**Aim of the exercise:** Calculate how many lines in the following records hold the word "this", and report that number without comment.

--- start of Source data ---

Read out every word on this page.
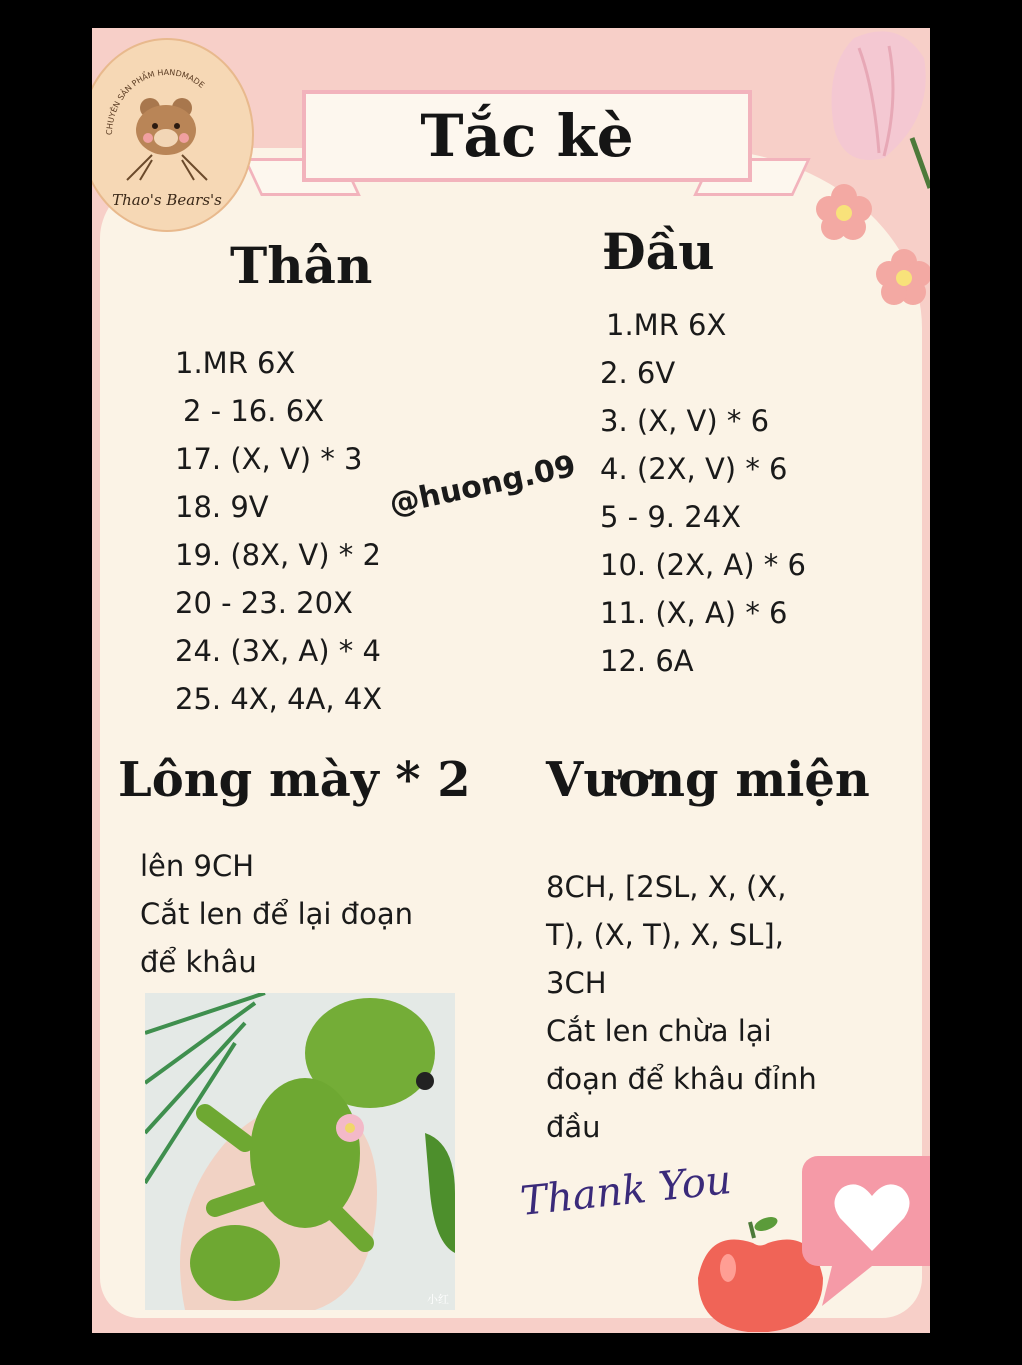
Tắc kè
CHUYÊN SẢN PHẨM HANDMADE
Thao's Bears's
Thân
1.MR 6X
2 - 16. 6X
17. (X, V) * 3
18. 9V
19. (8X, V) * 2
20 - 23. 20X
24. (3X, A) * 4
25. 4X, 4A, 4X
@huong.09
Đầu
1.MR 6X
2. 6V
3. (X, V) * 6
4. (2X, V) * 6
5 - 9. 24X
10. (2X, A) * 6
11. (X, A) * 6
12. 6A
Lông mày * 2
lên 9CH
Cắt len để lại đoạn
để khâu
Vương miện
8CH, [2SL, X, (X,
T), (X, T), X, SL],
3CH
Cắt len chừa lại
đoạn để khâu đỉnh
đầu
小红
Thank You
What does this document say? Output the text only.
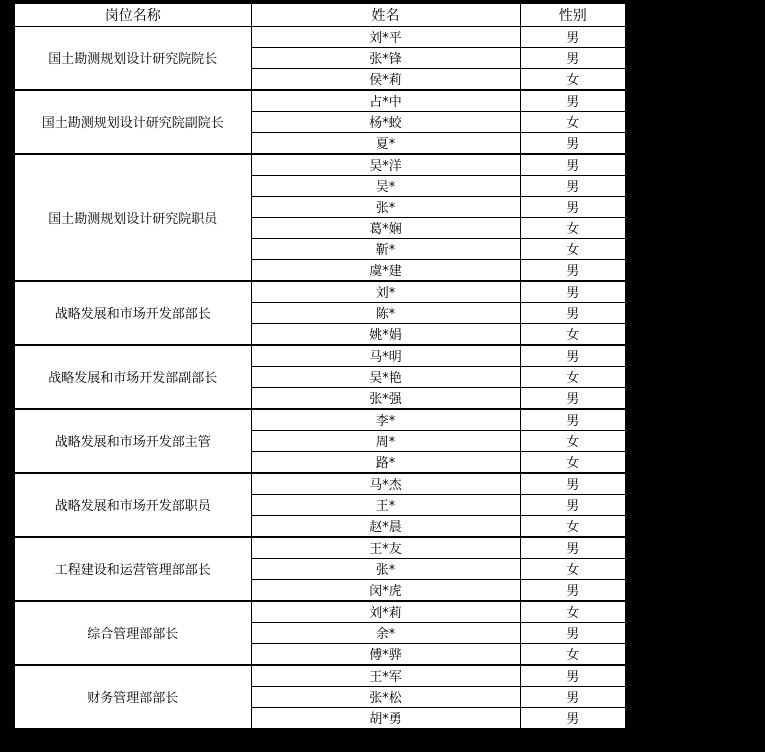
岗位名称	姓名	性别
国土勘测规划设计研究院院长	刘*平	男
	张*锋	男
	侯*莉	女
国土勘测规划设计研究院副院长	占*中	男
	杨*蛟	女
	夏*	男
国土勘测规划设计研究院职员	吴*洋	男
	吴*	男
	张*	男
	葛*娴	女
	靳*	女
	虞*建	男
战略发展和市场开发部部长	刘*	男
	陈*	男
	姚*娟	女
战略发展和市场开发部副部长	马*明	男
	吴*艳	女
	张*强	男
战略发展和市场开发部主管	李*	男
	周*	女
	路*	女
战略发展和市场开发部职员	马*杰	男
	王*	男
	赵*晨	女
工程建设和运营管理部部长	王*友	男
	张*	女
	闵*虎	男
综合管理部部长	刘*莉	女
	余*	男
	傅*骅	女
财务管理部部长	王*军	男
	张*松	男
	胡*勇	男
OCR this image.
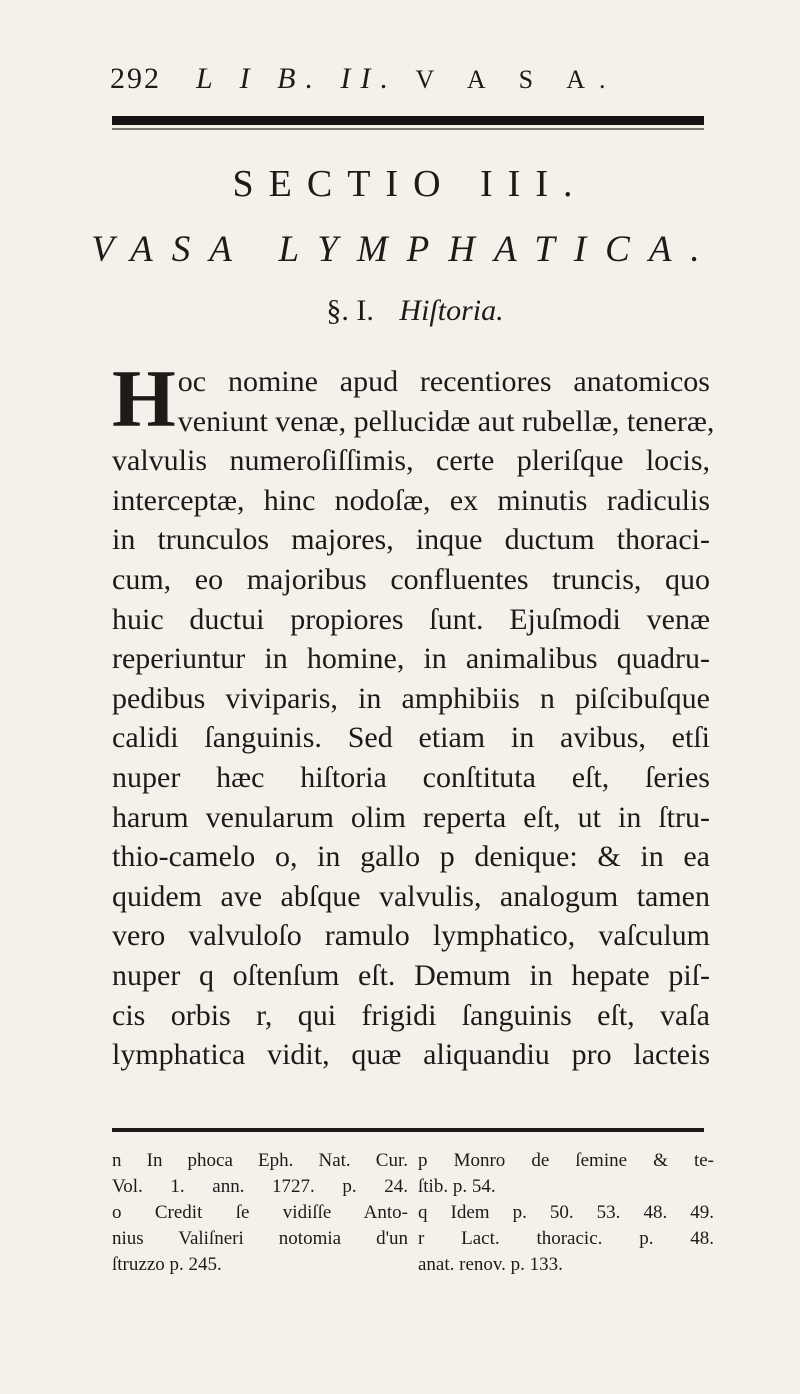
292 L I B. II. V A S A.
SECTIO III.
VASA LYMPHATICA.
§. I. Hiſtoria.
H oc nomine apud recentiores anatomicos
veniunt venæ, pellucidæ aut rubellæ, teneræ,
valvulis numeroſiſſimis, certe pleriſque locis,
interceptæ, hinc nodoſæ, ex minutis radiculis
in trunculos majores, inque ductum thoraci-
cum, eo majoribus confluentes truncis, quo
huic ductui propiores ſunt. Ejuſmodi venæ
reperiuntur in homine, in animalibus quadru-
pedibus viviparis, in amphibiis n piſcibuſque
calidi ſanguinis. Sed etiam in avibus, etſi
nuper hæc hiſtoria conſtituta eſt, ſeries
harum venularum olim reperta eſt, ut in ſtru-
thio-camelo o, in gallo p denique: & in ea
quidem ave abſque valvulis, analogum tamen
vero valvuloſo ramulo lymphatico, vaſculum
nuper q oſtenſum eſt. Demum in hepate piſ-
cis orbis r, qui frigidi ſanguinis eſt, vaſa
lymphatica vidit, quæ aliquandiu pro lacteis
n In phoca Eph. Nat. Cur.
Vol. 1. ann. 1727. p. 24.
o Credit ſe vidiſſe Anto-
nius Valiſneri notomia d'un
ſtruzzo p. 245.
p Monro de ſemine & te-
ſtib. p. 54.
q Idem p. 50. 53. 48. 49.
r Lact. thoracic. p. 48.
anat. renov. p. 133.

--- end of Source data ---

**Response below:** 3